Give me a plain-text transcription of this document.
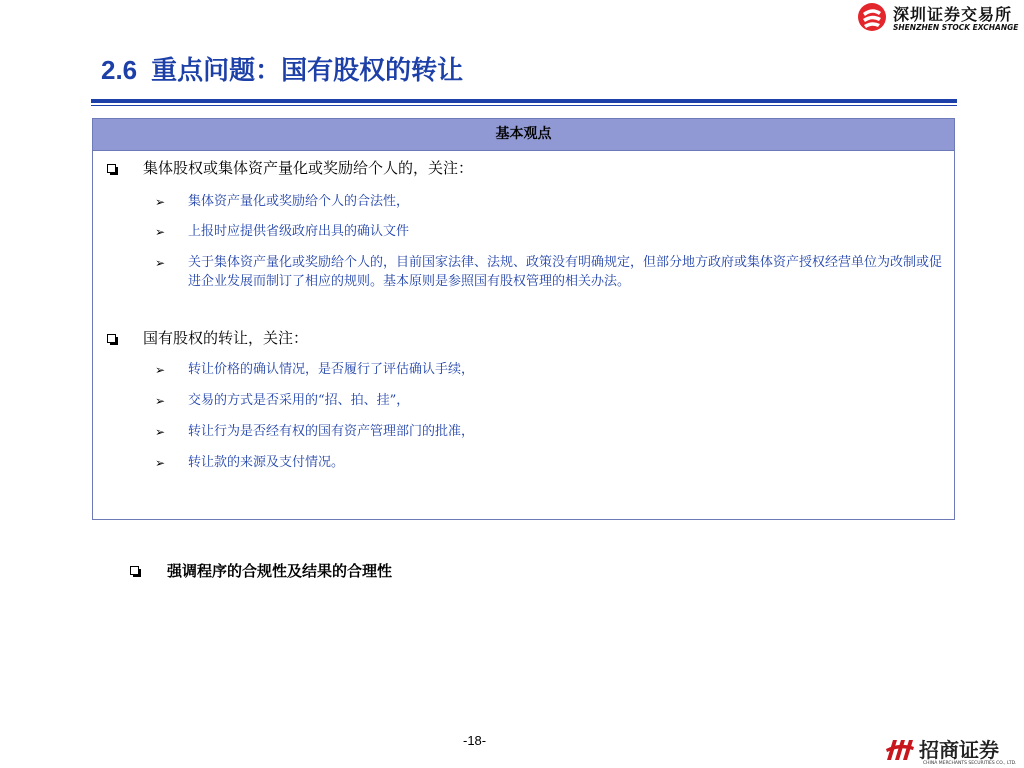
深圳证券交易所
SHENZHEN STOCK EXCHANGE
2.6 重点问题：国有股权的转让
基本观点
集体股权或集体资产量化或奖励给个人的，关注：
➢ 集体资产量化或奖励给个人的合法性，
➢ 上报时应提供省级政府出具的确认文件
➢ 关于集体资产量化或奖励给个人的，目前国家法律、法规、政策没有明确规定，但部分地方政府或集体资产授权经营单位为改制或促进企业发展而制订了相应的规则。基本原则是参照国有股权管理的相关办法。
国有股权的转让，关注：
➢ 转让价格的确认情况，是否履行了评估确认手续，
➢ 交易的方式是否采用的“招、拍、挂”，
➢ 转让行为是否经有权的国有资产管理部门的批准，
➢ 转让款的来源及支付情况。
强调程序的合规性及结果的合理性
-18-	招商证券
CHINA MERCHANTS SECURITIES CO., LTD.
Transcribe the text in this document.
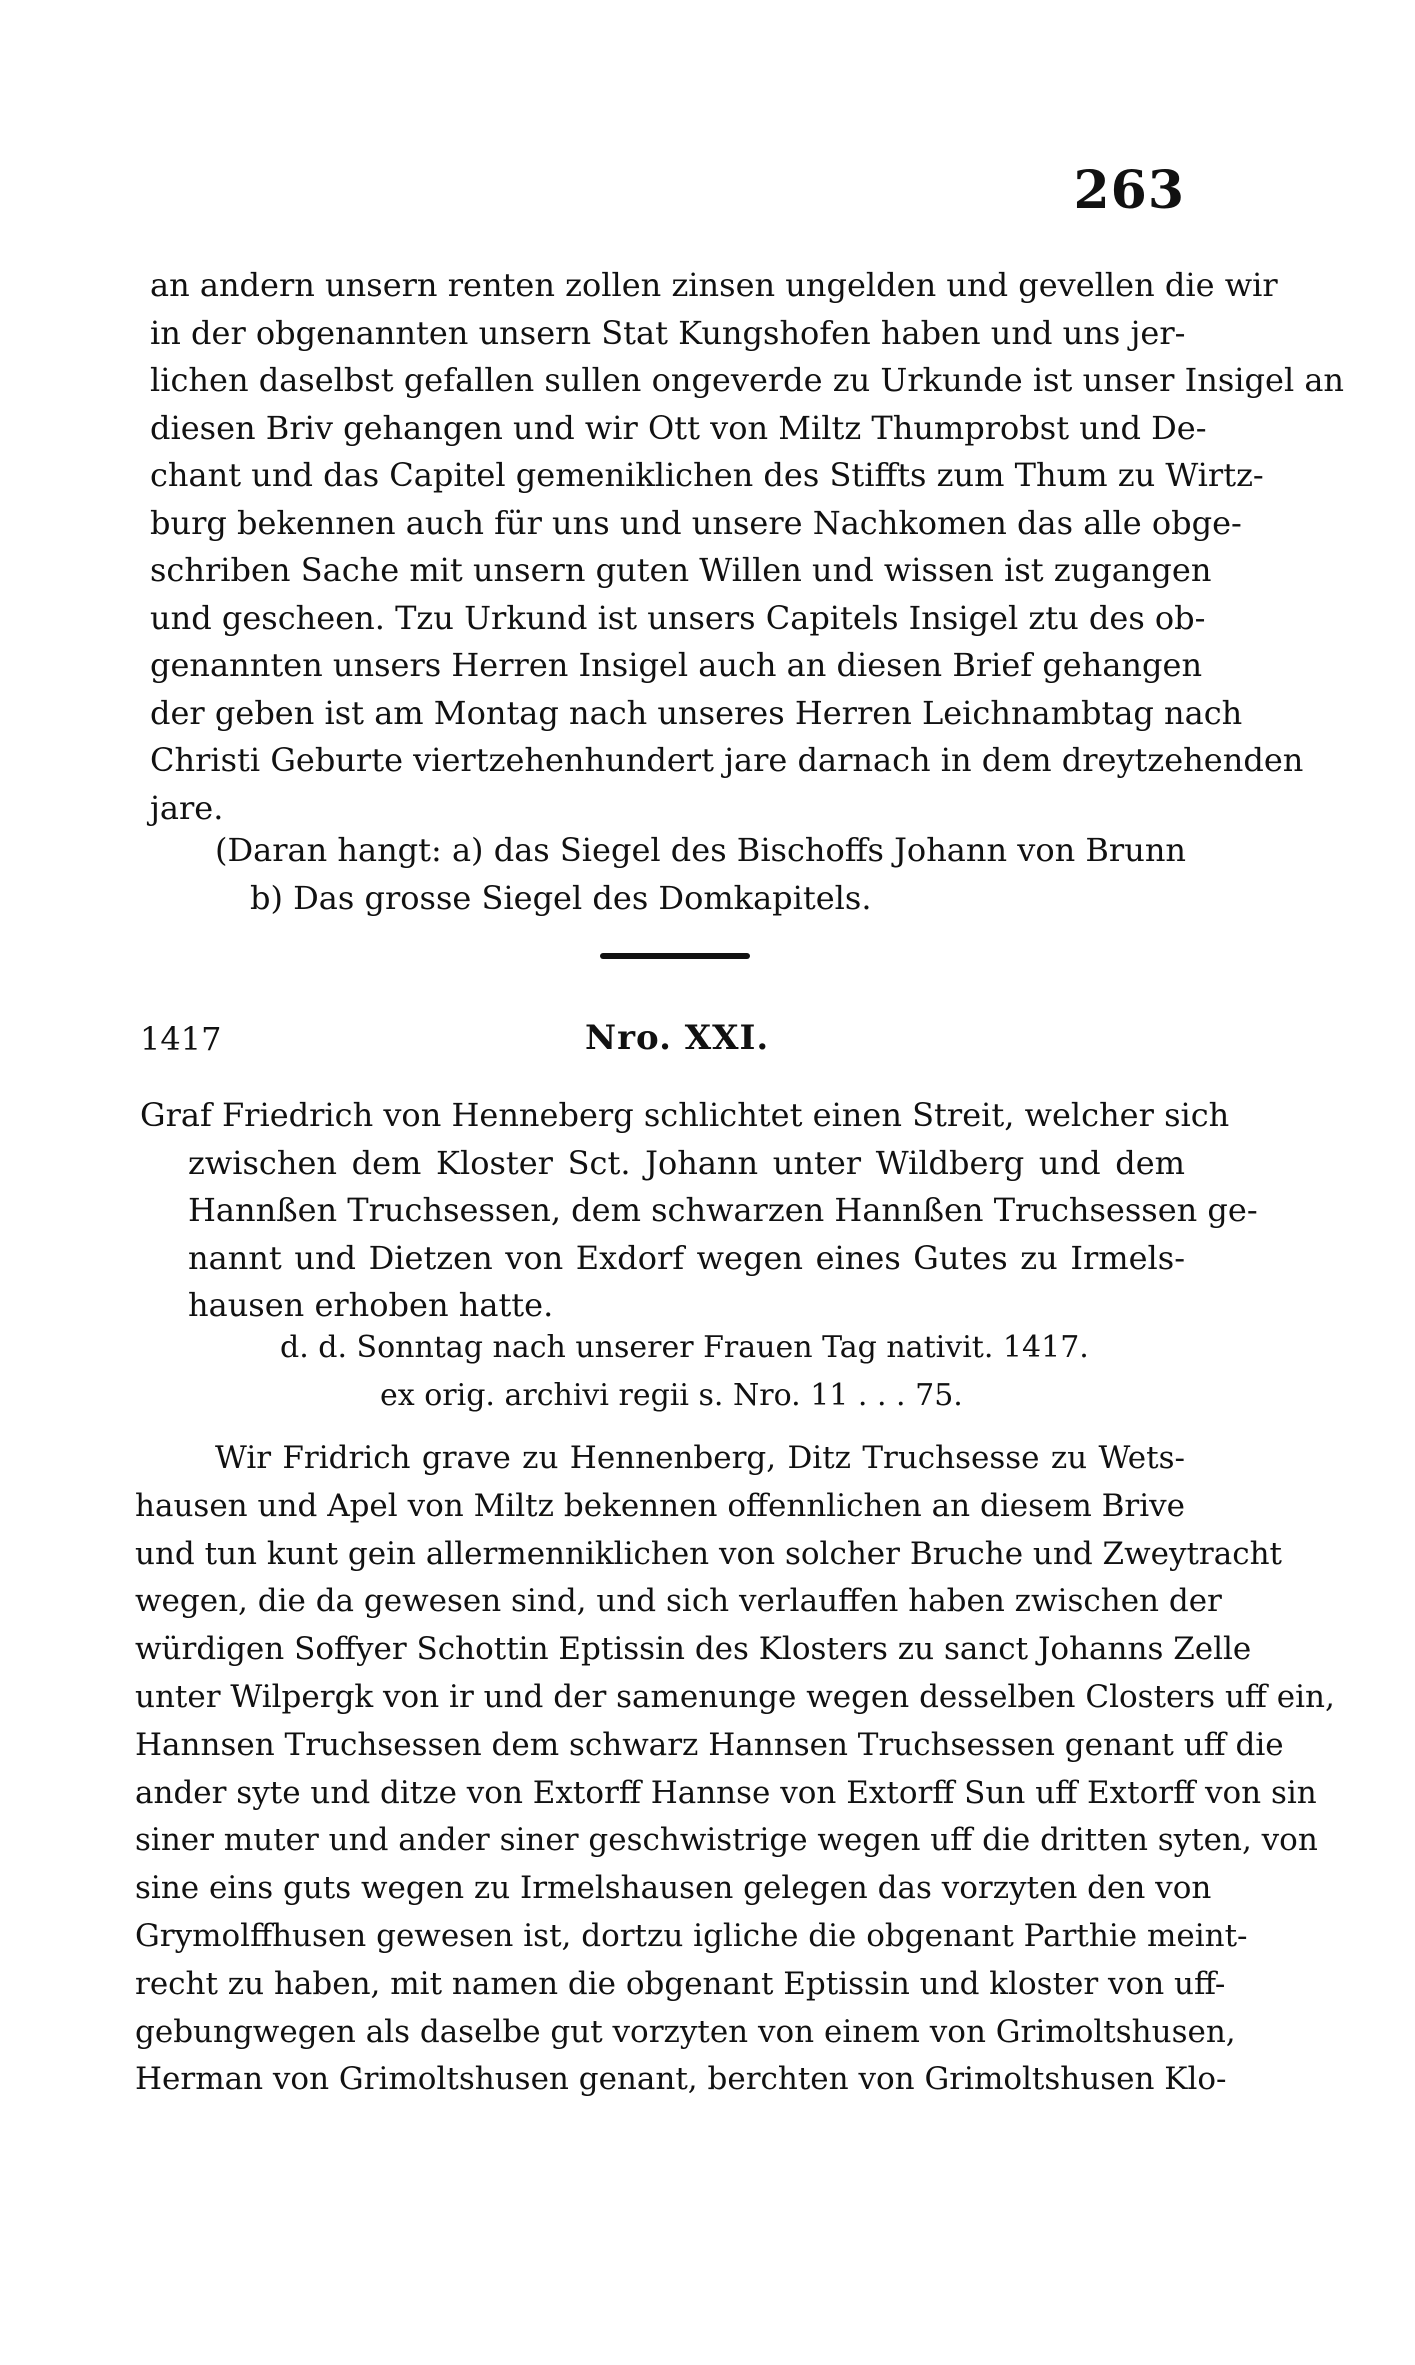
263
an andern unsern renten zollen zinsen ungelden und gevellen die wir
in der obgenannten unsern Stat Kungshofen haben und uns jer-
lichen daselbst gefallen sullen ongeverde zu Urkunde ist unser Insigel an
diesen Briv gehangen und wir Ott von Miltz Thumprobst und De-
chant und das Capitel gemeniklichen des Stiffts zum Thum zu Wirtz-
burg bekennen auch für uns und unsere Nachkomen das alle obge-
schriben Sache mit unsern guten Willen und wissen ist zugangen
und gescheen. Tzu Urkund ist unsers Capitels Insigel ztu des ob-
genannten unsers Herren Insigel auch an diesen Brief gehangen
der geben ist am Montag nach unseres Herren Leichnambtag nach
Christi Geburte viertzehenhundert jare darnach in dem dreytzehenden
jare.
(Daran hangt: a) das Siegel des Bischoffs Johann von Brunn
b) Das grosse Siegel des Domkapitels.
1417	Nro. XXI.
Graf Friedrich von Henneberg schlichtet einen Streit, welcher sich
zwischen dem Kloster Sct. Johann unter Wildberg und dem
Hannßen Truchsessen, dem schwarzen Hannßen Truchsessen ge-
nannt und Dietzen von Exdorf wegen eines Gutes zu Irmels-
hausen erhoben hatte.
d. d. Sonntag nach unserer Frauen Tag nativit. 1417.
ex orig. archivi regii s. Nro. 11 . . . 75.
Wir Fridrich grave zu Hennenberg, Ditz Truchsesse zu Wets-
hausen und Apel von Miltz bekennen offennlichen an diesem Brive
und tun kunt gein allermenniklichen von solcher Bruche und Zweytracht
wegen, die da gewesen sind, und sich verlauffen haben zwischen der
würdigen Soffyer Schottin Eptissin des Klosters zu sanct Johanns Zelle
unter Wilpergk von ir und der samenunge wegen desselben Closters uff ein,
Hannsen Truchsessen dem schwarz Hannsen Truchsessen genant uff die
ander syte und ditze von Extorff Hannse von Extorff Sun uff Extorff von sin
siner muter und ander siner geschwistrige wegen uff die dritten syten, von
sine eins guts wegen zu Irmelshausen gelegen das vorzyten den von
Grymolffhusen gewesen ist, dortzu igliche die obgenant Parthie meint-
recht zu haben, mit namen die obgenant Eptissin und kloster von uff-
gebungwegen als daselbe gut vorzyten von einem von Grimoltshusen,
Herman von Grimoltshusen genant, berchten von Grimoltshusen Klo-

■ ■ ■ ■ ■ ■ ■

Provide the number of lines containing the string "Herren", with no other output.

2